#### INPUT ROWS:
========
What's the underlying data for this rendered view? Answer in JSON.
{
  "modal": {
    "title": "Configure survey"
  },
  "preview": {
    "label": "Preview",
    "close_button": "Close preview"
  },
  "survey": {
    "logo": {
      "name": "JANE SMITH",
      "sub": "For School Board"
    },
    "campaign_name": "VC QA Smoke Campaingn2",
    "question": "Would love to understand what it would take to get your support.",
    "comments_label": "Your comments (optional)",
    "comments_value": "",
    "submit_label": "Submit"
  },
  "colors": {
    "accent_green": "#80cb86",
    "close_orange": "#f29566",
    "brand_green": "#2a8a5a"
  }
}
========
#### WORK REQUIRED:
Could you transcribe the records in full, exactly?

#### SOLUTION TO THIS TASK:
What's the underlying data for this rendered view? Answer in JSON.
{
  "modal": {
    "title": "Configure survey"
  },
  "preview": {
    "label": "Preview",
    "close_button": "Close preview"
  },
  "survey": {
    "logo": {
      "name": "JANE SMITH",
      "sub": "For School Board"
    },
    "campaign_name": "VC QA Smoke Campaingn2",
    "question": "Would love to understand what it would take to get your support.",
    "comments_label": "Your comments (optional)",
    "comments_value": "",
    "submit_label": "Submit"
  },
  "colors": {
    "accent_green": "#80cb86",
    "close_orange": "#f29566",
    "brand_green": "#2a8a5a"
  }
}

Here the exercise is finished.